REQUIRED TASK
Answer these questions using the excerpt about Lincoln in the Bardo:
1. What odds does the book currently have to win the prize?
2. Who is the Lincoln of the title?
3. How many voices does the novel contain, by most accounts?

— Start EXCERPTED TEXT —

Lincoln in the Bardo is the second 2017 book I've read in this category- the first being Colson Whitehead's
The Underground Railroad. Both books were selected based on their low odds on the
Ladbrook's table for Booker Prize shortlist nominees.
Lincoln in the Bardo DID make the short list,
The Underground Railroad did not.
Lincoln in the Bardo also has the top odds to win the prize- currently at 2/1. Author George Saunders is well known as a short-story writer and an essayist- I actually saw him speak last year in Los Angeles because my girlfriend is a fan and I left saying, "Well, he should write a novel." (He alluded to the fact that he was doing so during his talk.)
So here is that novel, and yes, he did do an amazing job writing his first novel, with critical plaudits and an appearance at the top of the New York Times best-seller list. It is a very appealing package: First time novel by a known quantity, combines historical fiction and the supernatural, popular United States President (Abraham Lincoln) appears as a major character (though not the Lincoln of the title.) AND- AND- it's is very, very easy to read, written in a format where each statement is written in citation format, whether or not it takes the form of actual dialogue or a quote from a historic text about the Lincoln administration.
The Bardo of the title refers to the Tibetan spiritual concept which roughly equates to "purgatory"- neither heaven nor hell but a kind of supernatural waiting room, where unresolved issues may cause spirits to linger in the corporeal world as spirits, their issues reflected in their "physical" demeanor. The Lincoln of the title is the President's son, William "Willie" Lincoln. He died at the very beginning of the Civil War, and the story is "based" on two subsequent visits that the President made to Willie's tomb.
Saunders manages to pack an astonishing number of voices into the 300 pages- over 100 by most accounts. The other voices are other left behind spirits, and each of them adds some value to Saunders vision of Civil War era America. The grave yard in which Willie is laid to rest stands next to a paupers grave where African-Americans and vagrants were unceremoniously dumped, and thus Saunders is able to inject more social concern into a novel about ghosts and Abraham Lincoln than one might initially consider possible.
It is this extra level of plot- the white graveyard next to the black graveyard, which I think really pushes Bardo into canonical territory. Also, the fact that is both clearly a work of "experimental" fiction AND fast/easy to read and understand- that is a rare quality, and a canonical quality. I think, weighing against it is the fact that it lacks the "weight" that often marks a canonical novel. The technique of writing an entire book as a series of quotes from other sources detracts from the over-all impact, and may directly alienate less serious readers- a key component of the audience for a newly canonical text.

— End EXCERPTED TEXT —
— Start INFORMATION SHOWN —

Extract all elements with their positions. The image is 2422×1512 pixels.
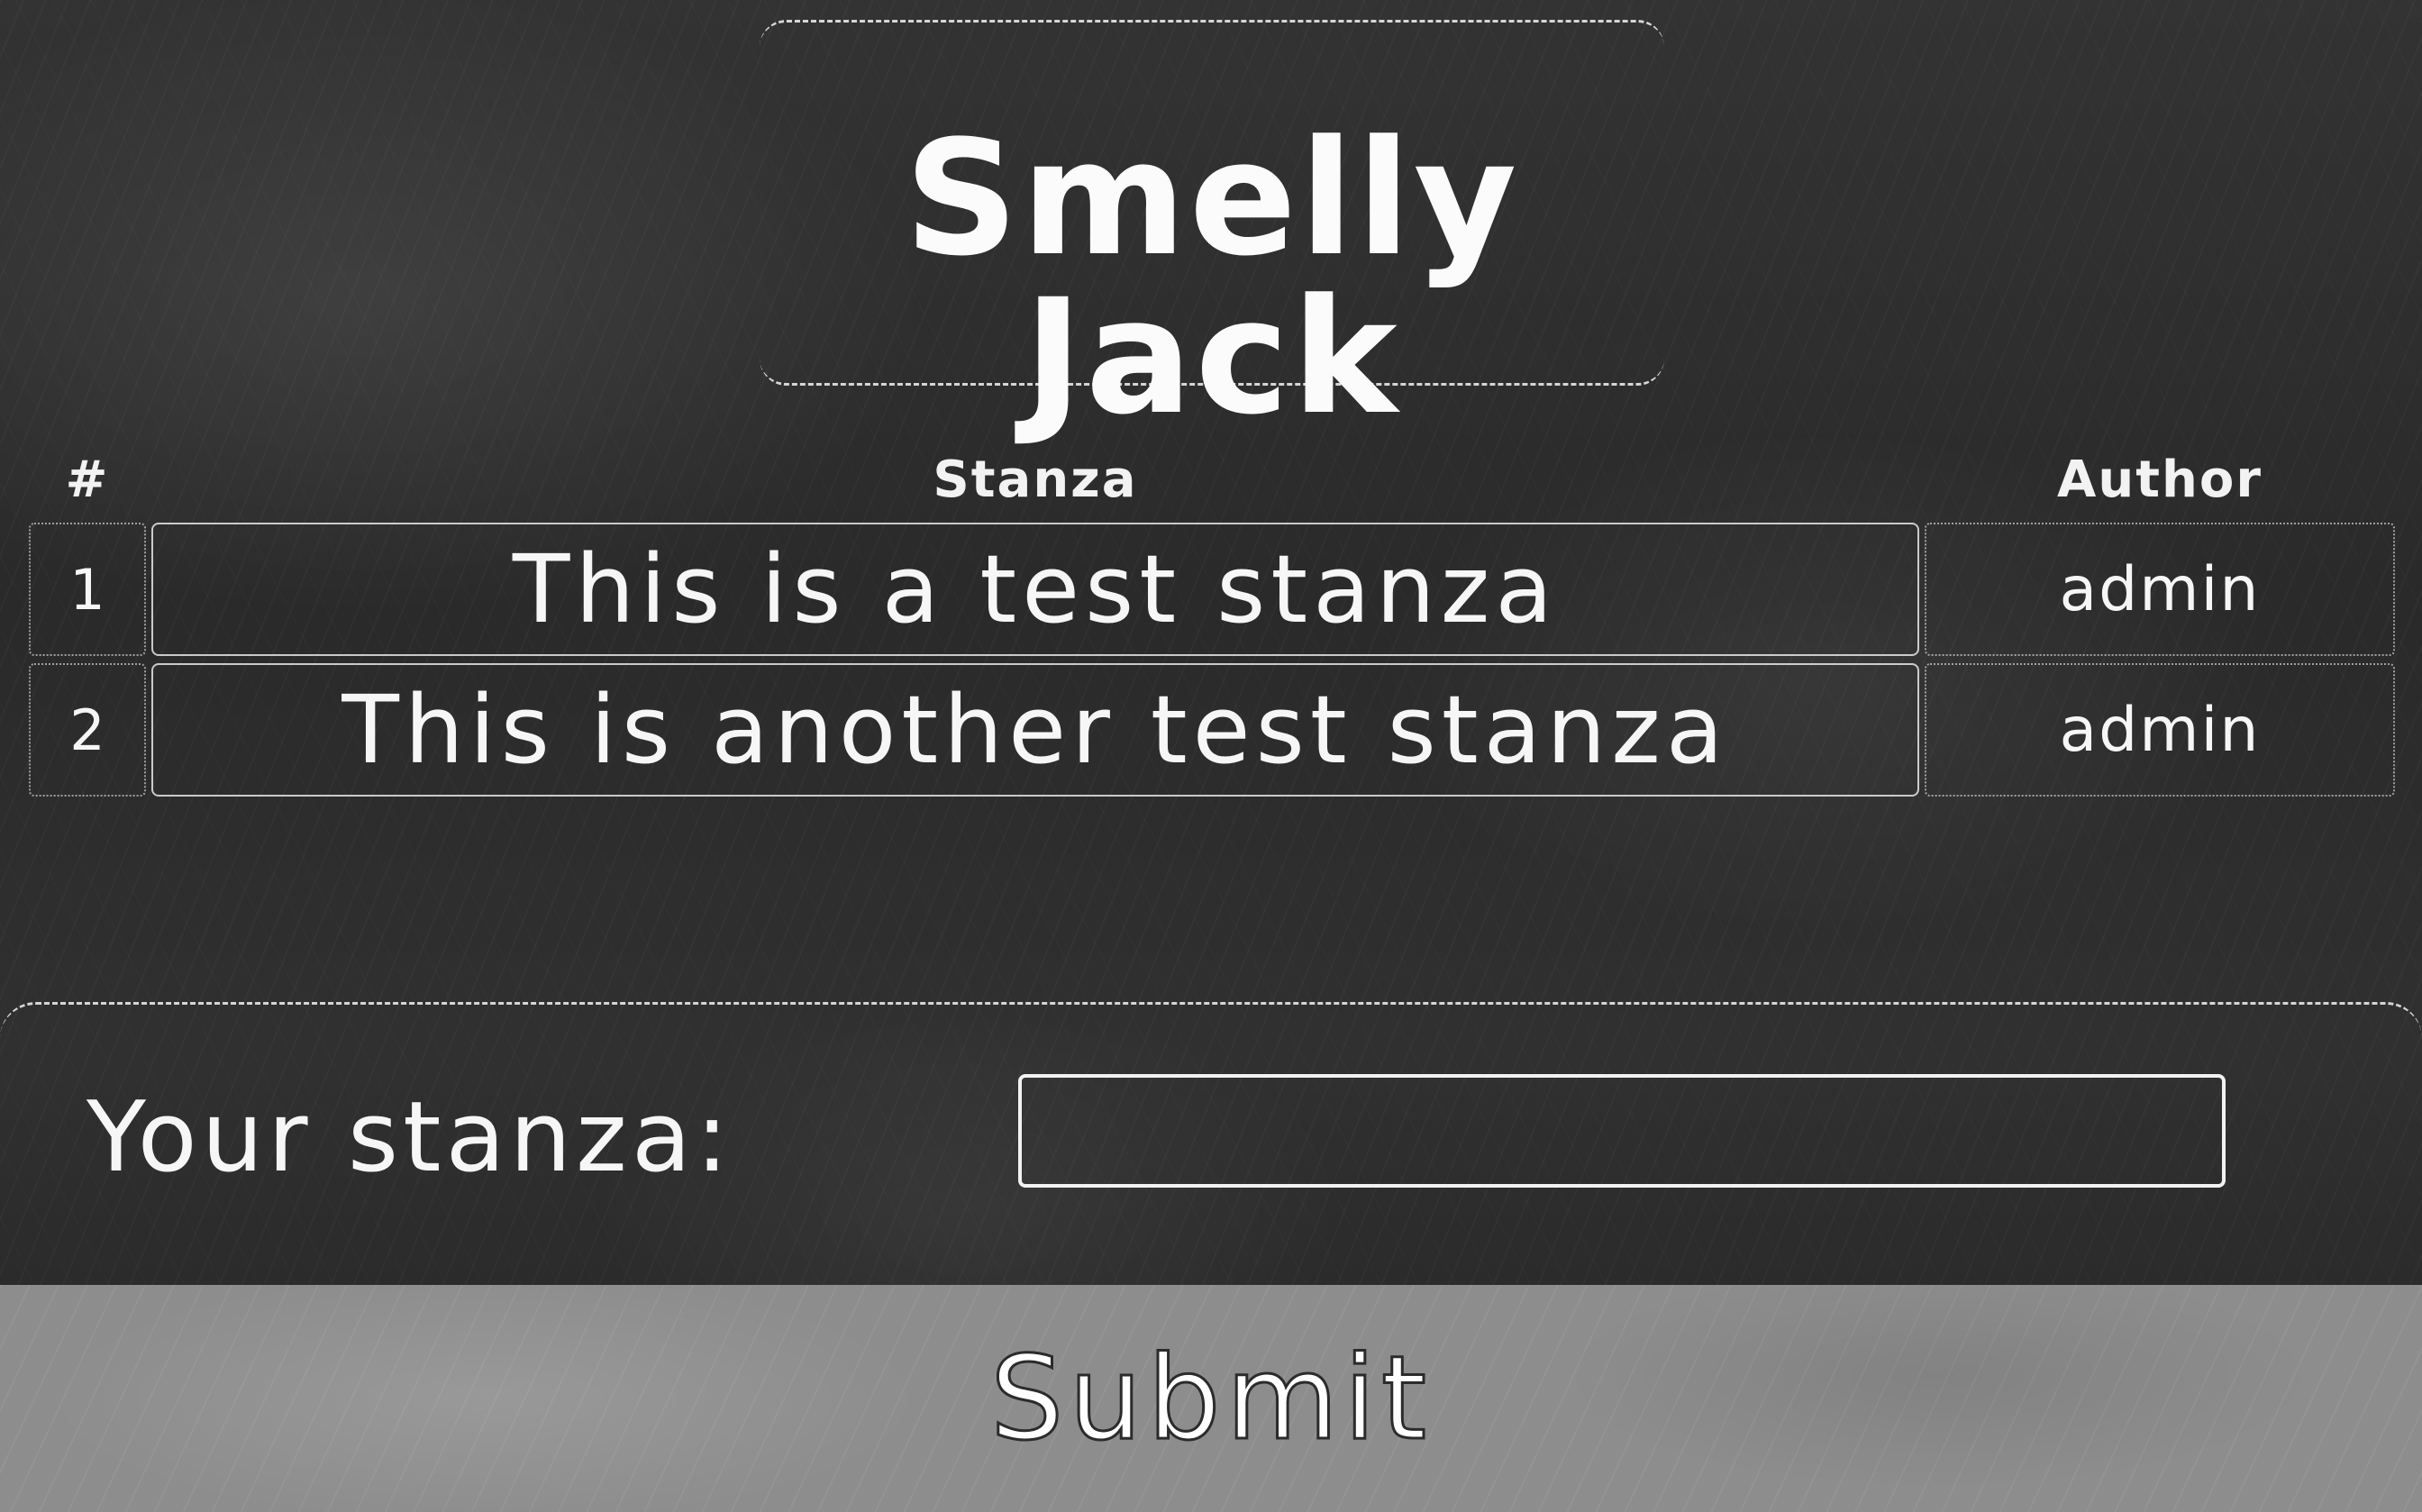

— End INFORMATION SHOWN —

OUTPUT
1. 2/1
2. William "Willie" Lincoln, the President's son
3. Over 100